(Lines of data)
----

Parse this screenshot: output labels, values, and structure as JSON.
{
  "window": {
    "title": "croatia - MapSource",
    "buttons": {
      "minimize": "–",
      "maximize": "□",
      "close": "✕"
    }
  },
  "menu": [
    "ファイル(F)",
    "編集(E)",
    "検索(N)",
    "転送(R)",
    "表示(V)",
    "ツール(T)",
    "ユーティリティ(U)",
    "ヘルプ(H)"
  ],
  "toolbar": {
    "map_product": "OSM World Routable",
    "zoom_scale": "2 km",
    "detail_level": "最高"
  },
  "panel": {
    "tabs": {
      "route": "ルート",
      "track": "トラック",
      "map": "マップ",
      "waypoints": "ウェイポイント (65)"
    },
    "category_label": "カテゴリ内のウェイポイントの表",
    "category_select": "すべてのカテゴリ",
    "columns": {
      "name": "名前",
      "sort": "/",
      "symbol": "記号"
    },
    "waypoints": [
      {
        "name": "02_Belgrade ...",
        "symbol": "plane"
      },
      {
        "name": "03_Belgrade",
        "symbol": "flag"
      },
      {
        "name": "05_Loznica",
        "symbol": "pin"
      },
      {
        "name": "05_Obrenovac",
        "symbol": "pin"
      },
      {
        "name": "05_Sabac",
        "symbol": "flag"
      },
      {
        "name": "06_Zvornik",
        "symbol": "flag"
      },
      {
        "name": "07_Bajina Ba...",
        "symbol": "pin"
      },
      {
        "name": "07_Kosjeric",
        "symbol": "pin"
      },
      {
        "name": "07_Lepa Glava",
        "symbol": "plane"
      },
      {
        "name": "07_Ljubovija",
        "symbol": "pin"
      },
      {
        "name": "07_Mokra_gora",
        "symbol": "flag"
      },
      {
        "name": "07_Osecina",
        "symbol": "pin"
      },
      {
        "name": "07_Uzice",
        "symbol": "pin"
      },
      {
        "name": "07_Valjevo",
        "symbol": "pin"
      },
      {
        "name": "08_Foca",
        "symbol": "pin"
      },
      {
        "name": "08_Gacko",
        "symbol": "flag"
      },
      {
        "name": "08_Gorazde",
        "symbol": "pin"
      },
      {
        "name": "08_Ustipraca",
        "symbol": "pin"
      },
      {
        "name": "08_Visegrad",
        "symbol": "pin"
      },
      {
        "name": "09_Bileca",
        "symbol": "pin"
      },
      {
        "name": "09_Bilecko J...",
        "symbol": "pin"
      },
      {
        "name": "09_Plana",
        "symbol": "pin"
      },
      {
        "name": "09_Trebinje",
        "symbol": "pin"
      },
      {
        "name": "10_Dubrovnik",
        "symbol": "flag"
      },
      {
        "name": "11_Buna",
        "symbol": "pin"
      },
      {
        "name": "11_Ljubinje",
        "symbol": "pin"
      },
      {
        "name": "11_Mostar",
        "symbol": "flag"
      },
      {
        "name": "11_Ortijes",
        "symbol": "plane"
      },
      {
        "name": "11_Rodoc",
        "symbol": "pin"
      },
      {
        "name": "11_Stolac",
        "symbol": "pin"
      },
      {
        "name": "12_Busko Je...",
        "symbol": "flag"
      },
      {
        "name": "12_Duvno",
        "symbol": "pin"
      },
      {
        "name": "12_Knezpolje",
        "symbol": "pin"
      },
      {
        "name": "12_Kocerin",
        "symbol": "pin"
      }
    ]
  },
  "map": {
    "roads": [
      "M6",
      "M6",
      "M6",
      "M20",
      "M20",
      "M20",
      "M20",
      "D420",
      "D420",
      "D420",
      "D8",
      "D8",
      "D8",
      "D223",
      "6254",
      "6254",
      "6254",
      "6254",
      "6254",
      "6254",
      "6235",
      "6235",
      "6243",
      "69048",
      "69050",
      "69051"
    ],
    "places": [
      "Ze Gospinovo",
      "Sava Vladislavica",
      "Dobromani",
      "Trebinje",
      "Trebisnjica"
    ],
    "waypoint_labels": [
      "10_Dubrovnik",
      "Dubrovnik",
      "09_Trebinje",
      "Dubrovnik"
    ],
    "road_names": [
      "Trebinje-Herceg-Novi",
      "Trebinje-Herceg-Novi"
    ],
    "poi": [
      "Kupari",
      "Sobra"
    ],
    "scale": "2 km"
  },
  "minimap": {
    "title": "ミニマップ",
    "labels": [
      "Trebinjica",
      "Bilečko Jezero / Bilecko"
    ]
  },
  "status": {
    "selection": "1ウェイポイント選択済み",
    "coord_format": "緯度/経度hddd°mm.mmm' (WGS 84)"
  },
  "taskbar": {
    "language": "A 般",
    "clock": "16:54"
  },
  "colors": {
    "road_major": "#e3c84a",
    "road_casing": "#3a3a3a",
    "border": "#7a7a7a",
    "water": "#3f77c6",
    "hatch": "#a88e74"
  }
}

----

▶ [THE REQUEST]: Would you write down every record again, exactly?

▶ [TASK SOLUTION]:
Parse this screenshot: output labels, values, and structure as JSON.
{
  "window": {
    "title": "croatia - MapSource",
    "buttons": {
      "minimize": "–",
      "maximize": "□",
      "close": "✕"
    }
  },
  "menu": [
    "ファイル(F)",
    "編集(E)",
    "検索(N)",
    "転送(R)",
    "表示(V)",
    "ツール(T)",
    "ユーティリティ(U)",
    "ヘルプ(H)"
  ],
  "toolbar": {
    "map_product": "OSM World Routable",
    "zoom_scale": "2 km",
    "detail_level": "最高"
  },
  "panel": {
    "tabs": {
      "route": "ルート",
      "track": "トラック",
      "map": "マップ",
      "waypoints": "ウェイポイント (65)"
    },
    "category_label": "カテゴリ内のウェイポイントの表",
    "category_select": "すべてのカテゴリ",
    "columns": {
      "name": "名前",
      "sort": "/",
      "symbol": "記号"
    },
    "waypoints": [
      {
        "name": "02_Belgrade ...",
        "symbol": "plane"
      },
      {
        "name": "03_Belgrade",
        "symbol": "flag"
      },
      {
        "name": "05_Loznica",
        "symbol": "pin"
      },
      {
        "name": "05_Obrenovac",
        "symbol": "pin"
      },
      {
        "name": "05_Sabac",
        "symbol": "flag"
      },
      {
        "name": "06_Zvornik",
        "symbol": "flag"
      },
      {
        "name": "07_Bajina Ba...",
        "symbol": "pin"
      },
      {
        "name": "07_Kosjeric",
        "symbol": "pin"
      },
      {
        "name": "07_Lepa Glava",
        "symbol": "plane"
      },
      {
        "name": "07_Ljubovija",
        "symbol": "pin"
      },
      {
        "name": "07_Mokra_gora",
        "symbol": "flag"
      },
      {
        "name": "07_Osecina",
        "symbol": "pin"
      },
      {
        "name": "07_Uzice",
        "symbol": "pin"
      },
      {
        "name": "07_Valjevo",
        "symbol": "pin"
      },
      {
        "name": "08_Foca",
        "symbol": "pin"
      },
      {
        "name": "08_Gacko",
        "symbol": "flag"
      },
      {
        "name": "08_Gorazde",
        "symbol": "pin"
      },
      {
        "name": "08_Ustipraca",
        "symbol": "pin"
      },
      {
        "name": "08_Visegrad",
        "symbol": "pin"
      },
      {
        "name": "09_Bileca",
        "symbol": "pin"
      },
      {
        "name": "09_Bilecko J...",
        "symbol": "pin"
      },
      {
        "name": "09_Plana",
        "symbol": "pin"
      },
      {
        "name": "09_Trebinje",
        "symbol": "pin"
      },
      {
        "name": "10_Dubrovnik",
        "symbol": "flag"
      },
      {
        "name": "11_Buna",
        "symbol": "pin"
      },
      {
        "name": "11_Ljubinje",
        "symbol": "pin"
      },
      {
        "name": "11_Mostar",
        "symbol": "flag"
      },
      {
        "name": "11_Ortijes",
        "symbol": "plane"
      },
      {
        "name": "11_Rodoc",
        "symbol": "pin"
      },
      {
        "name": "11_Stolac",
        "symbol": "pin"
      },
      {
        "name": "12_Busko Je...",
        "symbol": "flag"
      },
      {
        "name": "12_Duvno",
        "symbol": "pin"
      },
      {
        "name": "12_Knezpolje",
        "symbol": "pin"
      },
      {
        "name": "12_Kocerin",
        "symbol": "pin"
      }
    ]
  },
  "map": {
    "roads": [
      "M6",
      "M6",
      "M6",
      "M20",
      "M20",
      "M20",
      "M20",
      "D420",
      "D420",
      "D420",
      "D8",
      "D8",
      "D8",
      "D223",
      "6254",
      "6254",
      "6254",
      "6254",
      "6254",
      "6254",
      "6235",
      "6235",
      "6243",
      "69048",
      "69050",
      "69051"
    ],
    "places": [
      "Ze Gospinovo",
      "Sava Vladislavica",
      "Dobromani",
      "Trebinje",
      "Trebisnjica"
    ],
    "waypoint_labels": [
      "10_Dubrovnik",
      "Dubrovnik",
      "09_Trebinje",
      "Dubrovnik"
    ],
    "road_names": [
      "Trebinje-Herceg-Novi",
      "Trebinje-Herceg-Novi"
    ],
    "poi": [
      "Kupari",
      "Sobra"
    ],
    "scale": "2 km"
  },
  "minimap": {
    "title": "ミニマップ",
    "labels": [
      "Trebinjica",
      "Bilečko Jezero / Bilecko"
    ]
  },
  "status": {
    "selection": "1ウェイポイント選択済み",
    "coord_format": "緯度/経度hddd°mm.mmm' (WGS 84)"
  },
  "taskbar": {
    "language": "A 般",
    "clock": "16:54"
  },
  "colors": {
    "road_major": "#e3c84a",
    "road_casing": "#3a3a3a",
    "border": "#7a7a7a",
    "water": "#3f77c6",
    "hatch": "#a88e74"
  }
}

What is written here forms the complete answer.